▶ [EXERCISE]: For the listing below, give the count of lines containing the string "ficaram" and nothing else.

-- BEGIN STORED DATA --

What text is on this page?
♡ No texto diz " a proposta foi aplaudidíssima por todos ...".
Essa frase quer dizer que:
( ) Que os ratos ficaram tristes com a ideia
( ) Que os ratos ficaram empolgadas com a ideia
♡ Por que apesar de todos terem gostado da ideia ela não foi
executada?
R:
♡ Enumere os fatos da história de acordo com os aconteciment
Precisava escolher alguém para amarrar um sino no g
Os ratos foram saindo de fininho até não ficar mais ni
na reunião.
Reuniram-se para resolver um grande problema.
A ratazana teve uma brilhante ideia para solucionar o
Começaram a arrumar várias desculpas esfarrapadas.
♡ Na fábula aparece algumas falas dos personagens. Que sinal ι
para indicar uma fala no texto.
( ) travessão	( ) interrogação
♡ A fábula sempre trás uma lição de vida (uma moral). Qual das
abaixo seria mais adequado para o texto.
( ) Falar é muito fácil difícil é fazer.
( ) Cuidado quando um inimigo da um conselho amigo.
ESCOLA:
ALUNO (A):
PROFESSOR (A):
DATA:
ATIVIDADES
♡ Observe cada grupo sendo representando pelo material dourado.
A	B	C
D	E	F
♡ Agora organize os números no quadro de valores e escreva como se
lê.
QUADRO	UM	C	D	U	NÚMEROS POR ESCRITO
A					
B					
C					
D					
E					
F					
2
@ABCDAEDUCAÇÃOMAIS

-- END STORED DATA --

▶ [TASK OUTPUT]: 2